◆ THE INPUT
________________

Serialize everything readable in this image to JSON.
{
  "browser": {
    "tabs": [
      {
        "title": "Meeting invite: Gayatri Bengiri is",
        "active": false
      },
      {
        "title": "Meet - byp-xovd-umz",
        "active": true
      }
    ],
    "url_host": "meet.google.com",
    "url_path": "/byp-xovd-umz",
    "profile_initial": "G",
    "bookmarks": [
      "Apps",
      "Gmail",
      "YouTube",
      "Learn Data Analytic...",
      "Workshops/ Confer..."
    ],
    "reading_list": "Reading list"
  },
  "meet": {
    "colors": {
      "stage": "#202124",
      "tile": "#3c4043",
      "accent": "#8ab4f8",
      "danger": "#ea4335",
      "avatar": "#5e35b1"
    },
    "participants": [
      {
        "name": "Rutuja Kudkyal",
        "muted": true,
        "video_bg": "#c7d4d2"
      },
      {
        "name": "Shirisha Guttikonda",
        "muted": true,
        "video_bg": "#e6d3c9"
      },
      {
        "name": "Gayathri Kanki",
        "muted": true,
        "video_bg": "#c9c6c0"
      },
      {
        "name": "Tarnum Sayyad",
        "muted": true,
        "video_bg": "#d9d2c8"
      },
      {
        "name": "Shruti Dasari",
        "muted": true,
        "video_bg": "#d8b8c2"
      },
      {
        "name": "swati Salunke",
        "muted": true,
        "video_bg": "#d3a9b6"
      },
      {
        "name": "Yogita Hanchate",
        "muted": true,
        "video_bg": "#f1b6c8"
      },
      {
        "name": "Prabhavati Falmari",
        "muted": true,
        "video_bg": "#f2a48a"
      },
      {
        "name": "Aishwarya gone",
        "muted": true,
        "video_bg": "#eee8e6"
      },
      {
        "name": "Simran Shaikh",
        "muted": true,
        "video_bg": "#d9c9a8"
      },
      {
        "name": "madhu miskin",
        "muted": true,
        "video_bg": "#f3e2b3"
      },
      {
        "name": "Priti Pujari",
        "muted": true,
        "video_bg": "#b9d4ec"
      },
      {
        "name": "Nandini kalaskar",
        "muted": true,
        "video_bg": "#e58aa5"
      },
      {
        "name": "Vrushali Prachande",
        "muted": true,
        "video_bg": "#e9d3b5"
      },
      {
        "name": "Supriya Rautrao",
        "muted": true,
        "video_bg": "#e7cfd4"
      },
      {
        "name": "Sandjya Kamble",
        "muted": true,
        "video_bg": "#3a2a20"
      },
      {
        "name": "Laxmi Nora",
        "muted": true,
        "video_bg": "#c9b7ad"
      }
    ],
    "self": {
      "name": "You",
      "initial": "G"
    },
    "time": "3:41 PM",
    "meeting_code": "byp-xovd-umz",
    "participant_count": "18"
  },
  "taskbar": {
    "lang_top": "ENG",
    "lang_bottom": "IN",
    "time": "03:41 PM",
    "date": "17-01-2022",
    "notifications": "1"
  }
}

________________

Copy every line of the listing that includes the string "title".

        "title": "Meeting invite: Gayatri Bengiri is",
        "title": "Meet - byp-xovd-umz",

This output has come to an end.